**EXTRACT:**
Segment Open

Over these past few weeks, I’ve been writing an awful lot about salt and sodium. Who knew there would be so much to say about it? Actually, there’s still a lot more to say, but we’re going to wrap things up on this topic this week.
Interesting news about sodium to share with you: First, ConAgra Foods, makers of well-known brands such as Chef Boyardee, Banquet, Hunt’s, and Healthy Choice, announced last week that they’ve removed almost 3 million pounds (!!) of salt from many of their products. They also apparently have new technology that enables them to reduce the amount of sodium in their microwave popcorn. So far, ConAgra has been able to cut the sodium content in many of their foods by between 15% and 20%, all the while preserving flavor.
Secondly, ConAgra’s timely statement coincides with a report released in the journal The Lancet last week. British researchers looked at studies of people living in 23 countries, including the United States, India, Russia, and Vietnam. They specifically focused on the relationship between salt intake and blood pressure and found, not surprisingly, that in societies with a high sodium intake, blood pressure increases quite a bit as people age. What really hits home is their conclusion that “8.5 million deaths can be averted by 2015 if people consume 3 to 4.5 grams of kitchen salt per day, or around a 30% less salt than average.”

Segment Closed

**PROBLEMS AND TASKS:**
[a] Answer these questions about the salt and sodium post, one line each:
(i) By how much has ConAgra cut the sodium content in many of its foods?
(ii) How many countries did the British researchers' studies cover?
(iii) In which journal did the report appear?
[b] Continue the post on salt and sodium from where it stops, keeping its chatty, first-person tone.

**EXCERPTED RECORDS:**
Segment Open

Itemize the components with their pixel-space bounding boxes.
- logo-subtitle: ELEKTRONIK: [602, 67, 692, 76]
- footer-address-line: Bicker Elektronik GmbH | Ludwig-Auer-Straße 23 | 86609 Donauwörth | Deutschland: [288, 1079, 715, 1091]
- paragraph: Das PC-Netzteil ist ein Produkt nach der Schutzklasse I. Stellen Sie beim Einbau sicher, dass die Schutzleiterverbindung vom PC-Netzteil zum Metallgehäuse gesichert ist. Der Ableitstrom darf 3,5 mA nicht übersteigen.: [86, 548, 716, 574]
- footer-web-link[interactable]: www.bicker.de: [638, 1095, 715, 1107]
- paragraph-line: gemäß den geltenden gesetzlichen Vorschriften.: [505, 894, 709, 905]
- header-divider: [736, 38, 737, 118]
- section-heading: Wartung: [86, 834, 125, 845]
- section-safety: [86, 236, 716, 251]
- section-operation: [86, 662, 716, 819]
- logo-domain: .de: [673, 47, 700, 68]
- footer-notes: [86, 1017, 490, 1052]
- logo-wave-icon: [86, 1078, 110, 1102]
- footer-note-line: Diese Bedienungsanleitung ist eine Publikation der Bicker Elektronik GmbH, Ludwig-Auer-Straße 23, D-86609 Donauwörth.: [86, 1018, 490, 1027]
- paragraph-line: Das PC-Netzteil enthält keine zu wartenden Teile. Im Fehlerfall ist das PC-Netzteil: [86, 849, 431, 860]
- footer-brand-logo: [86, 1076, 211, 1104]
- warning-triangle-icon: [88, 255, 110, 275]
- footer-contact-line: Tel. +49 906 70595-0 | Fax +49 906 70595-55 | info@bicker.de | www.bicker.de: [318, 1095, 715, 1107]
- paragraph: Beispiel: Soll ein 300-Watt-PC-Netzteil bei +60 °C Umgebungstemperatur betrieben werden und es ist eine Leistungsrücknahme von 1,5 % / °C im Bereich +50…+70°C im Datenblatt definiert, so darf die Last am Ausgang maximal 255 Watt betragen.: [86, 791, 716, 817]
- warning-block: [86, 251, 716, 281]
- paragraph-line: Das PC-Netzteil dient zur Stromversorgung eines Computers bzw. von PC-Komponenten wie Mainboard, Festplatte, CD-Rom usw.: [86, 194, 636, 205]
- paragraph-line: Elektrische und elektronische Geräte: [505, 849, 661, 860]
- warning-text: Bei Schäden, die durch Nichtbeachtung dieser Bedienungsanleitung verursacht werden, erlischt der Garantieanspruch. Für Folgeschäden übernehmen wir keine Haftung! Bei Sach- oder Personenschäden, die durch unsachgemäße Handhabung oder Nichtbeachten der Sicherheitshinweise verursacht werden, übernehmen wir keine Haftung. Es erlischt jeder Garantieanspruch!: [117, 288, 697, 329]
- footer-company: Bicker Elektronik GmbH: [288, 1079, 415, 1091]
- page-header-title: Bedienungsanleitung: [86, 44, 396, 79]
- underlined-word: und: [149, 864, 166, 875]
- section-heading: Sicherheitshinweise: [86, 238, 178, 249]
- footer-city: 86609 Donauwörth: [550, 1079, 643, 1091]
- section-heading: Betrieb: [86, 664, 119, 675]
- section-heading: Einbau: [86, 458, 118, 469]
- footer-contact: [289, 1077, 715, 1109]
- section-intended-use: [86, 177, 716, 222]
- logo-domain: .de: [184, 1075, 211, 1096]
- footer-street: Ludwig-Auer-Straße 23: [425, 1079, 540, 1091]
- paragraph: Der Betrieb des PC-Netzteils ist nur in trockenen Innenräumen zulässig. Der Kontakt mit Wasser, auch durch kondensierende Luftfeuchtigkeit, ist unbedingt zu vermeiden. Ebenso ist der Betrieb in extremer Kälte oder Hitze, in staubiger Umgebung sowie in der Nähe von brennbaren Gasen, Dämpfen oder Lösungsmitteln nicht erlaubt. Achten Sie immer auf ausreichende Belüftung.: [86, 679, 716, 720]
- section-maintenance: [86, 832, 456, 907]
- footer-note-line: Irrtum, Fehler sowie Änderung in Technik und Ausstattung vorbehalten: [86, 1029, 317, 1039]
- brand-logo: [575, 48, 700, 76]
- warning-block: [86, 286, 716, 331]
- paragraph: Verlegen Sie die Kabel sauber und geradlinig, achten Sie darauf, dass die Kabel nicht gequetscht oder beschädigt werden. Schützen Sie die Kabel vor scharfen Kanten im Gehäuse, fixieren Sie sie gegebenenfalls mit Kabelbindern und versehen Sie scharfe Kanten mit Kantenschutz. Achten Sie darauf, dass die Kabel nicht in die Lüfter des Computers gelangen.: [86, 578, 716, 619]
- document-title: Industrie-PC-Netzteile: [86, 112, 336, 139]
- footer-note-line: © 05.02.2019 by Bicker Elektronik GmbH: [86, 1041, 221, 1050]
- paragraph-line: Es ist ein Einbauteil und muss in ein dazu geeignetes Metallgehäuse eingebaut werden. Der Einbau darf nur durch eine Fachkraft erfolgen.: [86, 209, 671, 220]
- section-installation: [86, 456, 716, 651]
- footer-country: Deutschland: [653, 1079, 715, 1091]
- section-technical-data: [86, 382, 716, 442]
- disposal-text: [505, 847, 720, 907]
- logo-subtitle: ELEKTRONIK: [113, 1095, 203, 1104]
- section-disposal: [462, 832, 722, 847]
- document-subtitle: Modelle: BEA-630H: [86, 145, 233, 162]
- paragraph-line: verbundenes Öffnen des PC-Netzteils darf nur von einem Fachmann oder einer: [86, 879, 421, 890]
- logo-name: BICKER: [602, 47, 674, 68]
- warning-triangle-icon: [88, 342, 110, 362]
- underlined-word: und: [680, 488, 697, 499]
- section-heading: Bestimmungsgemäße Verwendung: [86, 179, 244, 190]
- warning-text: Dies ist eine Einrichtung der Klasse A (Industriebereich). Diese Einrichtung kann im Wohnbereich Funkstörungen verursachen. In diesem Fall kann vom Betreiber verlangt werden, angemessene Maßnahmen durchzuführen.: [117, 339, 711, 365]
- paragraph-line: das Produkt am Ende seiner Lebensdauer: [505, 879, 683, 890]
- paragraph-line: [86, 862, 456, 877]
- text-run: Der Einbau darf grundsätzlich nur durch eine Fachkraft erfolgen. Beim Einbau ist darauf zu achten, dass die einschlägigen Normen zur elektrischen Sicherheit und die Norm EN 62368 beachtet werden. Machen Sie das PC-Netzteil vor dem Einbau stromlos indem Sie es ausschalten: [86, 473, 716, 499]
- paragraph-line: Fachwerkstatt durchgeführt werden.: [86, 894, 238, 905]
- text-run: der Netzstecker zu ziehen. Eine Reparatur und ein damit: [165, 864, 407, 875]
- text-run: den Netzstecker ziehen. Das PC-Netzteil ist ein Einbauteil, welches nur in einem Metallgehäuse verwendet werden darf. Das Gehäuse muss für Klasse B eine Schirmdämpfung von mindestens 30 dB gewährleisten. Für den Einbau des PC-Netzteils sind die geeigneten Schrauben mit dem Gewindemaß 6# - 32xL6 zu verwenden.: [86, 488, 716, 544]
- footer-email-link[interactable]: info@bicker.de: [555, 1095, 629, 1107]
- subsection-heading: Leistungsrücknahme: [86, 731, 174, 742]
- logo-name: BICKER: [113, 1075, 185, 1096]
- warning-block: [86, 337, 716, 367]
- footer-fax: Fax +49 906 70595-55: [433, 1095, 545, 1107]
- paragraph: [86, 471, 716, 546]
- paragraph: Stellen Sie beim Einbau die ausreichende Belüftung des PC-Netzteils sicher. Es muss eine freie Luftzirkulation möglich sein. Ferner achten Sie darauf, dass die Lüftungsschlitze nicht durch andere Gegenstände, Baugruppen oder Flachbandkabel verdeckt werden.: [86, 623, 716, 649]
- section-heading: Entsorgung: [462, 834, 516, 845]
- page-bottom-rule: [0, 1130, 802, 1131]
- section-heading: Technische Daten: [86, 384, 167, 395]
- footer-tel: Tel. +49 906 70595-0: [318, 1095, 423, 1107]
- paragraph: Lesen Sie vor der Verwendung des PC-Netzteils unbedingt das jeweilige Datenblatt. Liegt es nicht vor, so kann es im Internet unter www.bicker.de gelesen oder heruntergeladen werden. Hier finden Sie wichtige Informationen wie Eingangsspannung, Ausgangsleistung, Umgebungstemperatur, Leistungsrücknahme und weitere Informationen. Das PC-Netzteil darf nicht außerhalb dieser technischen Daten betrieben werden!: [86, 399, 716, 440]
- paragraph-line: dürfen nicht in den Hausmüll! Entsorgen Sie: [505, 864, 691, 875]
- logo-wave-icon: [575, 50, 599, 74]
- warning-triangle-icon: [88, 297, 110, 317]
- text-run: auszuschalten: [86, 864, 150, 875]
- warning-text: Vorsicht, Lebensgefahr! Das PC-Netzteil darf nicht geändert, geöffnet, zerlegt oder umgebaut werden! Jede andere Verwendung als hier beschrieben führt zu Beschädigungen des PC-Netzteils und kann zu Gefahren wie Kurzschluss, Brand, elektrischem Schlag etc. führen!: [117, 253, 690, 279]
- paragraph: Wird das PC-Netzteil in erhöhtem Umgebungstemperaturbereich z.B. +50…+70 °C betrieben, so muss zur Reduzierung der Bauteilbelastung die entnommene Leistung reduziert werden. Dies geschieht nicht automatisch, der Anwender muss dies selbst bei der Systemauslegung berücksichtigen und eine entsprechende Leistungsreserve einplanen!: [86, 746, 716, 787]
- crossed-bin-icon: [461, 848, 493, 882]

Segment Closed

**RESPONSES BY TASK:**
[a]
(i) By between 15% and 20%.
(ii) 23 countries.
(iii) The Lancet.

[b]
Last week (in “Shaking the Salt [Part 3]“), we looked at ways to reduce sodium intake. Several readers have mentioned the use of other kinds of salt and salt substitutes. Salt used in cooking comes in three forms: table salt, kosher salt, and sea salt. All of these salts are about 99% sodium chloride. The primary difference between the three has to do with the size of the crystal, and thus, the texture.
Table salt is mined from under the ground and has a finer, more uniform texture. Table salt usually contains iodine, to maintain healthy thyroid function, as well as an anticaking agent. Kosher salt comes from either the sea or from underground, and is a larger, coarser crystal. It gets its name from the koshering process in which it’s used. Sea salt is harvested from, of course, the sea, and contains minerals. Depending on the mineral content, the color of sea salt can vary. Sea salt may have either a fine or coarse texture. These three different types of salt contain the same amount of sodium per serving. However, because sea salt and kosher salt are “larger” than table salt (meaning, you can “fit” more table salt into a measuring spoon), you may end up using less of these two salts. Just don’t think of sea salt or kosher salt as being low in sodium, however.
The term “salt substitute” is a little ambiguous. Some people take it to mean “lite” salt, which is not really a salt substitute. For example, Morton Lite Salt Mixture contains 50% less sodium than regular salt (so it’s obviously not sodium-free). Morton also has a product called Salt Balance, which contains 25% less sodium than regular salt. (And Morton has Popcorn Salt, which is just a finer version of regular salt—it’s not a reduced-sodium product).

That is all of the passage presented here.